Could you copy the records word for word, beginning at their first line and stopping after the line that contains "text-line: 1979 <box>222 287 246 298</box>"?

**Supplied information:**
━━━━━━━━━━━━━━━━━━━━

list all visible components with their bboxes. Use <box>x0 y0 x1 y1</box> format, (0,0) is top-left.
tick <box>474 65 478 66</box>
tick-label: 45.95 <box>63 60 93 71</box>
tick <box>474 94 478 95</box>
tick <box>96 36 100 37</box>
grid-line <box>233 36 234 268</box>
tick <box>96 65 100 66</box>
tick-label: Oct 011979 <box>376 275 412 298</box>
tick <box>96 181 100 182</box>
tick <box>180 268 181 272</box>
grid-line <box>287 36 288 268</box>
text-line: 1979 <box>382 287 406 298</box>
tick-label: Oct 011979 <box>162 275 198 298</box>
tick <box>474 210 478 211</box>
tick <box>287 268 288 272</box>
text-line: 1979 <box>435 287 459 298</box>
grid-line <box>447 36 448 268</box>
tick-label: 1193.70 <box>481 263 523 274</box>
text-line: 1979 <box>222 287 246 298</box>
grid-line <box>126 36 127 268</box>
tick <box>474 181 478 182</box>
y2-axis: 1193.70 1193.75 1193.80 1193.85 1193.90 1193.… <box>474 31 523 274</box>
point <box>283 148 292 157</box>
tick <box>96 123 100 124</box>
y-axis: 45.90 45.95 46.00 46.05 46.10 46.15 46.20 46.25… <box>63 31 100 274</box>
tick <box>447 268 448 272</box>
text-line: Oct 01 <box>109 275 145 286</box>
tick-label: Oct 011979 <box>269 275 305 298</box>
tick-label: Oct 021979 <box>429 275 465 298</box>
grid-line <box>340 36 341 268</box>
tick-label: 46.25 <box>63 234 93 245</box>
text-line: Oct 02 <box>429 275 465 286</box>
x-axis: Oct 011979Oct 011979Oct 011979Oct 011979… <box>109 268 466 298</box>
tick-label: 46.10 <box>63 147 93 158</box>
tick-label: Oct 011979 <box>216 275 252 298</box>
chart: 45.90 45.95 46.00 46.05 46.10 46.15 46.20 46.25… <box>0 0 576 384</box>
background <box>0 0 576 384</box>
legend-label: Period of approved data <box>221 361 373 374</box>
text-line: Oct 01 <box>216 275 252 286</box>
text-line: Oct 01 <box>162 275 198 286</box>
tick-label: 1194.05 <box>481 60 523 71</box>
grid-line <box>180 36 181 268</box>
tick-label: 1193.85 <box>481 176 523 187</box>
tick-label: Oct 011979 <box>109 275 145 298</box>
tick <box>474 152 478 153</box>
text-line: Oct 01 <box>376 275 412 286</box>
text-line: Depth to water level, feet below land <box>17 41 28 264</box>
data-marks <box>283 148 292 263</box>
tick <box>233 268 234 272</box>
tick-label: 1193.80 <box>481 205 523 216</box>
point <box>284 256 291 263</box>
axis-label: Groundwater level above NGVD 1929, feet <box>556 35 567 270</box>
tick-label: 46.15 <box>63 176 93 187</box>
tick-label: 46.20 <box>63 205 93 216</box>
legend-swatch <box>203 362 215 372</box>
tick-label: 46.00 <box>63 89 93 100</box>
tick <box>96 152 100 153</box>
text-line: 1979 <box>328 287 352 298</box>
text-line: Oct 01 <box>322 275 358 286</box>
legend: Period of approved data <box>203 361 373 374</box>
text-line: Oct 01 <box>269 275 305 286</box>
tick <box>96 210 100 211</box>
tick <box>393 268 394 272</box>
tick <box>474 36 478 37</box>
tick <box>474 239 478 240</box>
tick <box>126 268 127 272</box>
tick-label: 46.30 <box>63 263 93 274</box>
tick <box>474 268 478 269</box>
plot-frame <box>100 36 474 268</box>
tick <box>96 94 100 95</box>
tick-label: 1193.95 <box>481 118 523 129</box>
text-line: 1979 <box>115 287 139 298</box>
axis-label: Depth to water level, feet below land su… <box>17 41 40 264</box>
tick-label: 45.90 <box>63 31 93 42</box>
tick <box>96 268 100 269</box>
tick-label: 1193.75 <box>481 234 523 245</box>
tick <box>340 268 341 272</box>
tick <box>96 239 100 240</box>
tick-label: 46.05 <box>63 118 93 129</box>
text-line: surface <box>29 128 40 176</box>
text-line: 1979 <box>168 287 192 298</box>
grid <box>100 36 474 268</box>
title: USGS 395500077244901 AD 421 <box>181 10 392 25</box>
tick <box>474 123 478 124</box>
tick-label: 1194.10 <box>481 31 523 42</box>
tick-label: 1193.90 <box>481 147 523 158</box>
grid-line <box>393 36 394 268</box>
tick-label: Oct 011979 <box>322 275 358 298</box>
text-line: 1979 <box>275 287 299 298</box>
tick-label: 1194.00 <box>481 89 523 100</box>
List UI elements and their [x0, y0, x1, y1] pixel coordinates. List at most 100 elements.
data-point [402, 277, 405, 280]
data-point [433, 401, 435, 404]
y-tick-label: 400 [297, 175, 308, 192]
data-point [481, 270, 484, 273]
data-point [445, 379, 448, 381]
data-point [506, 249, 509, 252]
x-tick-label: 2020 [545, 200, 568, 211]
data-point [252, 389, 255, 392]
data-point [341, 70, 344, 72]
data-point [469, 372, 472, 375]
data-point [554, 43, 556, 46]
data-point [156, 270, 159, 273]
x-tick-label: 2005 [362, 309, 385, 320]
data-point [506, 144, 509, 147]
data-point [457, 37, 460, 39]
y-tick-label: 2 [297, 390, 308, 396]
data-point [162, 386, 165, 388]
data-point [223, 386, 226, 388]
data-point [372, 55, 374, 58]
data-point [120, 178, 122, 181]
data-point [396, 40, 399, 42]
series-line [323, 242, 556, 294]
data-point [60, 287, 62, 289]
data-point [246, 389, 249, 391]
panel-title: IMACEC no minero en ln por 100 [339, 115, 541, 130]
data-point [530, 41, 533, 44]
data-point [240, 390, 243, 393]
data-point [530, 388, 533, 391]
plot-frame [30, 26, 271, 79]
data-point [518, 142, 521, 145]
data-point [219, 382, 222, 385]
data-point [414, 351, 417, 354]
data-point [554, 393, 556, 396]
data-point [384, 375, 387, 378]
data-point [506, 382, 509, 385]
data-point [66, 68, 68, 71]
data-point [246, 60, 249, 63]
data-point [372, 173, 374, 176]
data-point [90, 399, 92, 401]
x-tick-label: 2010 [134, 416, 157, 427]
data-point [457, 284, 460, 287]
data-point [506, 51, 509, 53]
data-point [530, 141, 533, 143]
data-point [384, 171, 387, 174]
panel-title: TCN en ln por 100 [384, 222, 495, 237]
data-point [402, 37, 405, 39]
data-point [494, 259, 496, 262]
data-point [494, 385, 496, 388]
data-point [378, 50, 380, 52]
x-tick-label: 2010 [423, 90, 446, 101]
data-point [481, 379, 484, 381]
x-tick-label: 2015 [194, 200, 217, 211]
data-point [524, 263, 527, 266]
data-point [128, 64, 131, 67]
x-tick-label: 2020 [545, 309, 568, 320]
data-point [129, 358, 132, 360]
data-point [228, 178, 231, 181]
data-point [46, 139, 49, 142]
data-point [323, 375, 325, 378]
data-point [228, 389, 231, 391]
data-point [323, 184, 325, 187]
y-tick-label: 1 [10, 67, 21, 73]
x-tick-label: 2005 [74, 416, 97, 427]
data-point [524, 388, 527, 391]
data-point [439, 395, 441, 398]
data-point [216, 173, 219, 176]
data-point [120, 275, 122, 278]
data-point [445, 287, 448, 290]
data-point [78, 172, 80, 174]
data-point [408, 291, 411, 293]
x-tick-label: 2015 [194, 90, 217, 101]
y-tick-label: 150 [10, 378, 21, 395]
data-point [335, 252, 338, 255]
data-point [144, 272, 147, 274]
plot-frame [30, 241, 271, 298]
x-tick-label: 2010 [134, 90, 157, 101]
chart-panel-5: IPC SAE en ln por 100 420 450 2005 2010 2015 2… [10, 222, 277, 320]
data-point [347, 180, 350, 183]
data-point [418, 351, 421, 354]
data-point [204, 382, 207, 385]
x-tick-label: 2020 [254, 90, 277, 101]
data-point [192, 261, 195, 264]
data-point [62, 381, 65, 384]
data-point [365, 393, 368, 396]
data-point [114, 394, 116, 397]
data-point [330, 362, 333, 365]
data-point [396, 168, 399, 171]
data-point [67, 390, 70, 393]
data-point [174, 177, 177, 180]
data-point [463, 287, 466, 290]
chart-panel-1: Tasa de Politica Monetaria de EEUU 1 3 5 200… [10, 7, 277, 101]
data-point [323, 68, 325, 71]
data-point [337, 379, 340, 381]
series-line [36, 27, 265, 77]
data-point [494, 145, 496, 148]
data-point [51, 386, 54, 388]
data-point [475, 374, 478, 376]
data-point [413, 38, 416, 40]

━━━━━━━━━━━━━━━━━━━━

**Solved exercise:**
list all visible components with their bboxes. Use <box>x0 y0 x1 y1</box> format, (0,0) is top-left.
tick <box>474 65 478 66</box>
tick-label: 45.95 <box>63 60 93 71</box>
tick <box>474 94 478 95</box>
tick <box>96 36 100 37</box>
grid-line <box>233 36 234 268</box>
tick <box>96 65 100 66</box>
tick-label: Oct 011979 <box>376 275 412 298</box>
tick <box>96 181 100 182</box>
tick <box>180 268 181 272</box>
grid-line <box>287 36 288 268</box>
text-line: 1979 <box>382 287 406 298</box>
tick-label: Oct 011979 <box>162 275 198 298</box>
tick <box>474 210 478 211</box>
tick <box>287 268 288 272</box>
text-line: 1979 <box>435 287 459 298</box>
grid-line <box>447 36 448 268</box>
tick-label: 1193.70 <box>481 263 523 274</box>
text-line: 1979 <box>222 287 246 298</box>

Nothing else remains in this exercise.